> The task
Copy each line of the listing below exactly.

━━━━━━━━━━━━━━━━━━━━

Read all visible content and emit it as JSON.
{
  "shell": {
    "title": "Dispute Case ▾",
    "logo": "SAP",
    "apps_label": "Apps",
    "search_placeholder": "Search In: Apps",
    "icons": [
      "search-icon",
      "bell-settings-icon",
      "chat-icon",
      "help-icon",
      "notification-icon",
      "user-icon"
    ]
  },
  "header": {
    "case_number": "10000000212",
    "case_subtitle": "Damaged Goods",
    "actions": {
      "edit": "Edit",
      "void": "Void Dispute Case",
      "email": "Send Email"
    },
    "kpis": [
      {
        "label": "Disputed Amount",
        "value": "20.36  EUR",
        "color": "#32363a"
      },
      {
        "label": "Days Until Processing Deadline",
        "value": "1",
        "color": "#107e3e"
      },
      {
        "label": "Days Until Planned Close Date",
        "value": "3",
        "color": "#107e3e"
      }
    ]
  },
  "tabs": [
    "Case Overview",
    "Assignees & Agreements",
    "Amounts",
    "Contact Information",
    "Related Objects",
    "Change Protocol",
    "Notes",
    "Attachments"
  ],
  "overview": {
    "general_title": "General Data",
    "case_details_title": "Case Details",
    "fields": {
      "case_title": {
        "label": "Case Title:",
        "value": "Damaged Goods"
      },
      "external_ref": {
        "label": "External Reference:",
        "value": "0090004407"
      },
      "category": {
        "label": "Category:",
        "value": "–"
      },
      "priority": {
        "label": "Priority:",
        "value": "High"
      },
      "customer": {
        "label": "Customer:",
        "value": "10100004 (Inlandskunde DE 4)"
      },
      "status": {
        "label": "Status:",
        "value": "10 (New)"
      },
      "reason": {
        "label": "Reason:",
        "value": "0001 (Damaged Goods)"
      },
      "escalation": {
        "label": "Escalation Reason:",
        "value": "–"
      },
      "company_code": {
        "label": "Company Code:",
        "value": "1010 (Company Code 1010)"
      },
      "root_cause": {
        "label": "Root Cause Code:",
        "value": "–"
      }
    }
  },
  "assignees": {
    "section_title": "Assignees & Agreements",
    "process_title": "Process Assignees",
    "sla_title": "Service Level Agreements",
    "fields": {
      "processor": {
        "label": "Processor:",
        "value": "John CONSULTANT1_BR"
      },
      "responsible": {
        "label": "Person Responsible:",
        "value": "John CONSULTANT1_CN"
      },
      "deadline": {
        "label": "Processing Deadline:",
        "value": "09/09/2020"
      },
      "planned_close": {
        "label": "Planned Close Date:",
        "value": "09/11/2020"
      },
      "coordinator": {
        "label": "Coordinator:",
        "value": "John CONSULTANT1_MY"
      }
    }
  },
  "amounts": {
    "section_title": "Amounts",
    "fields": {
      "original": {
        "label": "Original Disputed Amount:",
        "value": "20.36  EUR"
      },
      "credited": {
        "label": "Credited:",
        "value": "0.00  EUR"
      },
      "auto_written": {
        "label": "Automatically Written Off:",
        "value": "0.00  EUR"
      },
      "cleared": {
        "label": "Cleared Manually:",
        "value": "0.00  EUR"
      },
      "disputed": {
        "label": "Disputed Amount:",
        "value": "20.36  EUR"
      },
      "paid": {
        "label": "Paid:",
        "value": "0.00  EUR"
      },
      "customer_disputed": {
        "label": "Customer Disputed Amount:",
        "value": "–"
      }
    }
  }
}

━━━━━━━━━━━━━━━━━━━━

> Complete output
Read all visible content and emit it as JSON.
{
  "shell": {
    "title": "Dispute Case ▾",
    "logo": "SAP",
    "apps_label": "Apps",
    "search_placeholder": "Search In: Apps",
    "icons": [
      "search-icon",
      "bell-settings-icon",
      "chat-icon",
      "help-icon",
      "notification-icon",
      "user-icon"
    ]
  },
  "header": {
    "case_number": "10000000212",
    "case_subtitle": "Damaged Goods",
    "actions": {
      "edit": "Edit",
      "void": "Void Dispute Case",
      "email": "Send Email"
    },
    "kpis": [
      {
        "label": "Disputed Amount",
        "value": "20.36  EUR",
        "color": "#32363a"
      },
      {
        "label": "Days Until Processing Deadline",
        "value": "1",
        "color": "#107e3e"
      },
      {
        "label": "Days Until Planned Close Date",
        "value": "3",
        "color": "#107e3e"
      }
    ]
  },
  "tabs": [
    "Case Overview",
    "Assignees & Agreements",
    "Amounts",
    "Contact Information",
    "Related Objects",
    "Change Protocol",
    "Notes",
    "Attachments"
  ],
  "overview": {
    "general_title": "General Data",
    "case_details_title": "Case Details",
    "fields": {
      "case_title": {
        "label": "Case Title:",
        "value": "Damaged Goods"
      },
      "external_ref": {
        "label": "External Reference:",
        "value": "0090004407"
      },
      "category": {
        "label": "Category:",
        "value": "–"
      },
      "priority": {
        "label": "Priority:",
        "value": "High"
      },
      "customer": {
        "label": "Customer:",
        "value": "10100004 (Inlandskunde DE 4)"
      },
      "status": {
        "label": "Status:",
        "value": "10 (New)"
      },
      "reason": {
        "label": "Reason:",
        "value": "0001 (Damaged Goods)"
      },
      "escalation": {
        "label": "Escalation Reason:",
        "value": "–"
      },
      "company_code": {
        "label": "Company Code:",
        "value": "1010 (Company Code 1010)"
      },
      "root_cause": {
        "label": "Root Cause Code:",
        "value": "–"
      }
    }
  },
  "assignees": {
    "section_title": "Assignees & Agreements",
    "process_title": "Process Assignees",
    "sla_title": "Service Level Agreements",
    "fields": {
      "processor": {
        "label": "Processor:",
        "value": "John CONSULTANT1_BR"
      },
      "responsible": {
        "label": "Person Responsible:",
        "value": "John CONSULTANT1_CN"
      },
      "deadline": {
        "label": "Processing Deadline:",
        "value": "09/09/2020"
      },
      "planned_close": {
        "label": "Planned Close Date:",
        "value": "09/11/2020"
      },
      "coordinator": {
        "label": "Coordinator:",
        "value": "John CONSULTANT1_MY"
      }
    }
  },
  "amounts": {
    "section_title": "Amounts",
    "fields": {
      "original": {
        "label": "Original Disputed Amount:",
        "value": "20.36  EUR"
      },
      "credited": {
        "label": "Credited:",
        "value": "0.00  EUR"
      },
      "auto_written": {
        "label": "Automatically Written Off:",
        "value": "0.00  EUR"
      },
      "cleared": {
        "label": "Cleared Manually:",
        "value": "0.00  EUR"
      },
      "disputed": {
        "label": "Disputed Amount:",
        "value": "20.36  EUR"
      },
      "paid": {
        "label": "Paid:",
        "value": "0.00  EUR"
      },
      "customer_disputed": {
        "label": "Customer Disputed Amount:",
        "value": "–"
      }
    }
  }
}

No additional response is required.